Records from a dataset:
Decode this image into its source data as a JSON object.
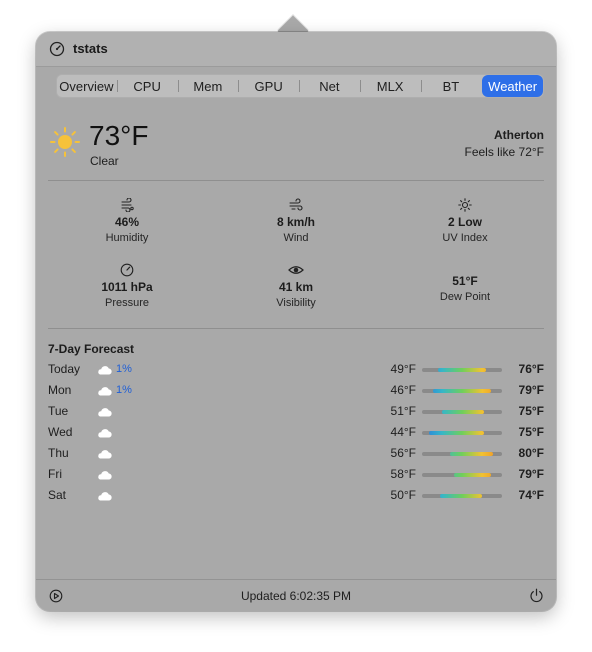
{
  "app": {
    "title": "tstats"
  },
  "tabs": [
    {
      "label": "Overview"
    },
    {
      "label": "CPU"
    },
    {
      "label": "Mem"
    },
    {
      "label": "GPU"
    },
    {
      "label": "Net"
    },
    {
      "label": "MLX"
    },
    {
      "label": "BT"
    },
    {
      "label": "Weather",
      "active": true
    }
  ],
  "current": {
    "temperature": "73°F",
    "condition": "Clear",
    "location": "Atherton",
    "feels_like": "Feels like 72°F",
    "icon": "sun-icon"
  },
  "metrics": [
    {
      "icon": "humidity-icon",
      "value": "46%",
      "label": "Humidity"
    },
    {
      "icon": "wind-icon",
      "value": "8 km/h",
      "label": "Wind"
    },
    {
      "icon": "uv-sun-icon",
      "value": "2 Low",
      "label": "UV Index"
    },
    {
      "icon": "gauge-icon",
      "value": "1011 hPa",
      "label": "Pressure"
    },
    {
      "icon": "eye-icon",
      "value": "41 km",
      "label": "Visibility"
    },
    {
      "icon": "",
      "value": "51°F",
      "label": "Dew Point"
    }
  ],
  "forecast": {
    "title": "7-Day Forecast",
    "range_min": 40,
    "range_max": 85,
    "days": [
      {
        "day": "Today",
        "precip": "1%",
        "low_label": "49°F",
        "high_label": "76°F",
        "low": 49,
        "high": 76
      },
      {
        "day": "Mon",
        "precip": "1%",
        "low_label": "46°F",
        "high_label": "79°F",
        "low": 46,
        "high": 79
      },
      {
        "day": "Tue",
        "precip": "",
        "low_label": "51°F",
        "high_label": "75°F",
        "low": 51,
        "high": 75
      },
      {
        "day": "Wed",
        "precip": "",
        "low_label": "44°F",
        "high_label": "75°F",
        "low": 44,
        "high": 75
      },
      {
        "day": "Thu",
        "precip": "",
        "low_label": "56°F",
        "high_label": "80°F",
        "low": 56,
        "high": 80
      },
      {
        "day": "Fri",
        "precip": "",
        "low_label": "58°F",
        "high_label": "79°F",
        "low": 58,
        "high": 79
      },
      {
        "day": "Sat",
        "precip": "",
        "low_label": "50°F",
        "high_label": "74°F",
        "low": 50,
        "high": 74
      }
    ]
  },
  "footer": {
    "updated": "Updated 6:02:35 PM"
  },
  "colors": {
    "accent": "#2e6fe8",
    "precip": "#1f5fd6",
    "sun": "#f6c23a"
  }
}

**Problem**.
Repeat every record above exactly, but leave out any pictures.

**Result**.
Decode this image into its source data as a JSON object.
{
  "app": {
    "title": "tstats"
  },
  "tabs": [
    {
      "label": "Overview"
    },
    {
      "label": "CPU"
    },
    {
      "label": "Mem"
    },
    {
      "label": "GPU"
    },
    {
      "label": "Net"
    },
    {
      "label": "MLX"
    },
    {
      "label": "BT"
    },
    {
      "label": "Weather",
      "active": true
    }
  ],
  "current": {
    "temperature": "73°F",
    "condition": "Clear",
    "location": "Atherton",
    "feels_like": "Feels like 72°F",
    "icon": "sun-icon"
  },
  "metrics": [
    {
      "icon": "humidity-icon",
      "value": "46%",
      "label": "Humidity"
    },
    {
      "icon": "wind-icon",
      "value": "8 km/h",
      "label": "Wind"
    },
    {
      "icon": "uv-sun-icon",
      "value": "2 Low",
      "label": "UV Index"
    },
    {
      "icon": "gauge-icon",
      "value": "1011 hPa",
      "label": "Pressure"
    },
    {
      "icon": "eye-icon",
      "value": "41 km",
      "label": "Visibility"
    },
    {
      "icon": "",
      "value": "51°F",
      "label": "Dew Point"
    }
  ],
  "forecast": {
    "title": "7-Day Forecast",
    "range_min": 40,
    "range_max": 85,
    "days": [
      {
        "day": "Today",
        "precip": "1%",
        "low_label": "49°F",
        "high_label": "76°F",
        "low": 49,
        "high": 76
      },
      {
        "day": "Mon",
        "precip": "1%",
        "low_label": "46°F",
        "high_label": "79°F",
        "low": 46,
        "high": 79
      },
      {
        "day": "Tue",
        "precip": "",
        "low_label": "51°F",
        "high_label": "75°F",
        "low": 51,
        "high": 75
      },
      {
        "day": "Wed",
        "precip": "",
        "low_label": "44°F",
        "high_label": "75°F",
        "low": 44,
        "high": 75
      },
      {
        "day": "Thu",
        "precip": "",
        "low_label": "56°F",
        "high_label": "80°F",
        "low": 56,
        "high": 80
      },
      {
        "day": "Fri",
        "precip": "",
        "low_label": "58°F",
        "high_label": "79°F",
        "low": 58,
        "high": 79
      },
      {
        "day": "Sat",
        "precip": "",
        "low_label": "50°F",
        "high_label": "74°F",
        "low": 50,
        "high": 74
      }
    ]
  },
  "footer": {
    "updated": "Updated 6:02:35 PM"
  },
  "colors": {
    "accent": "#2e6fe8",
    "precip": "#1f5fd6",
    "sun": "#f6c23a"
  }
}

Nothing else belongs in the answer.